[WORK ITEM]:
Lines in the records below that contain the word "title" must each be copied.

[Figure record extracts]

▬▬▬

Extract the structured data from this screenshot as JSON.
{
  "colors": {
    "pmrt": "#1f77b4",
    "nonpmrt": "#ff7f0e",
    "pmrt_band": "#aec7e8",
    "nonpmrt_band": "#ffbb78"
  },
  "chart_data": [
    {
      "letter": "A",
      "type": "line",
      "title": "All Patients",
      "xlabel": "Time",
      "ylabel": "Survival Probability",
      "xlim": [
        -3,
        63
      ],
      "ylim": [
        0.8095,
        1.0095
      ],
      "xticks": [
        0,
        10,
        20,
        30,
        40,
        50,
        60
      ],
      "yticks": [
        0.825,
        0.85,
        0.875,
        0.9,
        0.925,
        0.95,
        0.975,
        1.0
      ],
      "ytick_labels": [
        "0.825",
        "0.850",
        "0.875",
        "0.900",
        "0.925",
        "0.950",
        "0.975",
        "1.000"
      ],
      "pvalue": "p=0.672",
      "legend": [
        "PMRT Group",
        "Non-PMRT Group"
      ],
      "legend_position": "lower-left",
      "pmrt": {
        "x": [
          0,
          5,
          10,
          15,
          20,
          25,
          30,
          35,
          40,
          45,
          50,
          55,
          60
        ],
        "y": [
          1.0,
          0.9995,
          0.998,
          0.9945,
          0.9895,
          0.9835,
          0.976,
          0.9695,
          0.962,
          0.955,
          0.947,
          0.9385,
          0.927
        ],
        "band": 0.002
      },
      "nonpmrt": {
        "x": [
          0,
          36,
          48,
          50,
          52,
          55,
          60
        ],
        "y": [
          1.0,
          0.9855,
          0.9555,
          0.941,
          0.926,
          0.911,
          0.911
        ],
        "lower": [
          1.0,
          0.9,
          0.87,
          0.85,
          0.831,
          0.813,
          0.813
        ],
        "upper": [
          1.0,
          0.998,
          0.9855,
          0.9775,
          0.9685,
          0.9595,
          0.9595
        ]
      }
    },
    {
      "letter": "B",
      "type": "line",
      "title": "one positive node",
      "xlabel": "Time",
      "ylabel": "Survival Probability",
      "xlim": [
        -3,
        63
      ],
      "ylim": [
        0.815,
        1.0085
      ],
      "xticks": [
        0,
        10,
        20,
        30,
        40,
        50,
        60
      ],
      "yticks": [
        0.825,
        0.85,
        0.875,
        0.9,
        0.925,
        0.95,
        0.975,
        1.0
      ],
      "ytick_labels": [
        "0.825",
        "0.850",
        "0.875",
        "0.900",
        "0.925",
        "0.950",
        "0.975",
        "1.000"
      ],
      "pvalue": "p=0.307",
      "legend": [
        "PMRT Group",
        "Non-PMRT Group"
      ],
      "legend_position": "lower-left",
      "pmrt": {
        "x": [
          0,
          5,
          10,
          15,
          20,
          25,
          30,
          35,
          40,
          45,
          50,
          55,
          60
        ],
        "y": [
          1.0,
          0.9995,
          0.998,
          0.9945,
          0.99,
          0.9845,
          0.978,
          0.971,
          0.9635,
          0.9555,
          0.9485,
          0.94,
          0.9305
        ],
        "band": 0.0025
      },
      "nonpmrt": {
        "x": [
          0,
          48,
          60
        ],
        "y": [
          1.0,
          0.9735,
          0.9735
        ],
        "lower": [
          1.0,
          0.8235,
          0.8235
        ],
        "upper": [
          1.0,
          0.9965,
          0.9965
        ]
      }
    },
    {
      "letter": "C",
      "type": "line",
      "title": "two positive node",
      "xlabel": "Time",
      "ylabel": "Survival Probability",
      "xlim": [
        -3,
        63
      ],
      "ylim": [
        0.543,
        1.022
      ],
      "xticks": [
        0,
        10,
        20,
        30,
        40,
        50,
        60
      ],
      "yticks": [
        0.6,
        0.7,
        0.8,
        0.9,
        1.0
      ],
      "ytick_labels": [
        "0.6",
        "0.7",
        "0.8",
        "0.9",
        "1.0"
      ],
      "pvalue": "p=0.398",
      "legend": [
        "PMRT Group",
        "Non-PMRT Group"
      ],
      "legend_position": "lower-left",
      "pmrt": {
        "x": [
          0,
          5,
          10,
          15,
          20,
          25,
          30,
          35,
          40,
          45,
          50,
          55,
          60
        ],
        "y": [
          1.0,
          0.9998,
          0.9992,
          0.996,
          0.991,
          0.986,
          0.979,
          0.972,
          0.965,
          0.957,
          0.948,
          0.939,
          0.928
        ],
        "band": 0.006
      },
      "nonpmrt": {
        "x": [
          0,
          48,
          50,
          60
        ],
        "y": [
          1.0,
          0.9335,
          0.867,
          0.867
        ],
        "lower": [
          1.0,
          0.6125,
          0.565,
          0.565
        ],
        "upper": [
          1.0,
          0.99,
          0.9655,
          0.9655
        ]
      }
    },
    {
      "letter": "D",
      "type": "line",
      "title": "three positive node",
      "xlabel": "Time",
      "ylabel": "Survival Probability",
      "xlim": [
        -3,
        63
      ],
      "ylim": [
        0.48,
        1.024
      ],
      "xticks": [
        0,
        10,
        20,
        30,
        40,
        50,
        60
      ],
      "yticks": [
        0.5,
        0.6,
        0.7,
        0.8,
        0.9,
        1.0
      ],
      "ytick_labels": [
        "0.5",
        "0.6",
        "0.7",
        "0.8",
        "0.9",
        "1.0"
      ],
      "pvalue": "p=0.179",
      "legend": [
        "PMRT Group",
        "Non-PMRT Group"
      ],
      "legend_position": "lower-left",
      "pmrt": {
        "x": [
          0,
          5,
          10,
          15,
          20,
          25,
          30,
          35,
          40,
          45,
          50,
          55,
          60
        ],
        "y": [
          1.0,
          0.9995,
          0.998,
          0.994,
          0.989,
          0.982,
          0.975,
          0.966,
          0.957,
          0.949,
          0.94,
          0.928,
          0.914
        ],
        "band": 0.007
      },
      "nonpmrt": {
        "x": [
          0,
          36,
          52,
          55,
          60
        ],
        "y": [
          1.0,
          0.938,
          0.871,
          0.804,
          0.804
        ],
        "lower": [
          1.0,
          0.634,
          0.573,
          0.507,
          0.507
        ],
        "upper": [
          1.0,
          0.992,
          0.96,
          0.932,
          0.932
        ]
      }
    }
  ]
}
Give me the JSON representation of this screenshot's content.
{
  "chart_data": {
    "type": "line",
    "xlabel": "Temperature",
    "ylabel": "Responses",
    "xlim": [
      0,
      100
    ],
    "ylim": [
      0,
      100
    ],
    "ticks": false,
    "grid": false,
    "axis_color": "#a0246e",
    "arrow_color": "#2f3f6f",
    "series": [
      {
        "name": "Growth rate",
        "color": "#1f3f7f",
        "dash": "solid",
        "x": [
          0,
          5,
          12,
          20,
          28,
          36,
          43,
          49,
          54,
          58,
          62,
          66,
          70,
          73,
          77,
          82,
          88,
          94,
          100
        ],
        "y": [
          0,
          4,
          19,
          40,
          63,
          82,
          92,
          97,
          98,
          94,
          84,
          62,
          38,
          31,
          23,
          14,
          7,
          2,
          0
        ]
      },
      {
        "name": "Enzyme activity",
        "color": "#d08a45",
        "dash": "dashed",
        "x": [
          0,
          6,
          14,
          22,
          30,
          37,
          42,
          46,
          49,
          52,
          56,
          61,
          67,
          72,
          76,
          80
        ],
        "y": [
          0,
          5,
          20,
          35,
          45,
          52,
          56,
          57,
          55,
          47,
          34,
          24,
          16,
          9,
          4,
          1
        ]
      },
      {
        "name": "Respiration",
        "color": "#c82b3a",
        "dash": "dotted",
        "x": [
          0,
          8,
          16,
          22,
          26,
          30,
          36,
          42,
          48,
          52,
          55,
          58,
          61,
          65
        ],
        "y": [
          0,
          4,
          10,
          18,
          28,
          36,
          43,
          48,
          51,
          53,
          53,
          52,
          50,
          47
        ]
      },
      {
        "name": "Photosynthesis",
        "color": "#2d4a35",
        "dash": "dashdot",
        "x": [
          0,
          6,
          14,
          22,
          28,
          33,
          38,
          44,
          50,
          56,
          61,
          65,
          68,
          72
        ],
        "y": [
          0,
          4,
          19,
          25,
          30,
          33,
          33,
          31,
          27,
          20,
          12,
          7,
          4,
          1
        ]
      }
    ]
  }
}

▬▬▬

[SOLUTION TO THE EXERCISE]:
      "title": "All Patients",
      "title": "one positive node",
      "title": "two positive node",
      "title": "three positive node",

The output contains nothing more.